┌────────
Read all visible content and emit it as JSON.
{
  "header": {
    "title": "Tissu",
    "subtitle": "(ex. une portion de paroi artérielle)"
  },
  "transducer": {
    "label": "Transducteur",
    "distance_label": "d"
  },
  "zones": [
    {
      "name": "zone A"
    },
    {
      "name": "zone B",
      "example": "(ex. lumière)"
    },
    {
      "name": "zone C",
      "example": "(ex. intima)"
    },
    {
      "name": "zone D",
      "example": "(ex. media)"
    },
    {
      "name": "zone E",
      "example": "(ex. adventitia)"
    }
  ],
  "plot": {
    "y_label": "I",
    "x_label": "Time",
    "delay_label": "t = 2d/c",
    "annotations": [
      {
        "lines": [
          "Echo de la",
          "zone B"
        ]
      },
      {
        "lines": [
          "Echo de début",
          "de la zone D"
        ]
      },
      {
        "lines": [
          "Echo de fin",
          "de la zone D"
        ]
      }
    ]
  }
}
└────────
**Written exercise**. Within the material above, find the lines that contain the word "example"; copy them.

**Solution for this exercise**.
      "example": "(ex. lumière)"
      "example": "(ex. intima)"
      "example": "(ex. media)"
      "example": "(ex. adventitia)"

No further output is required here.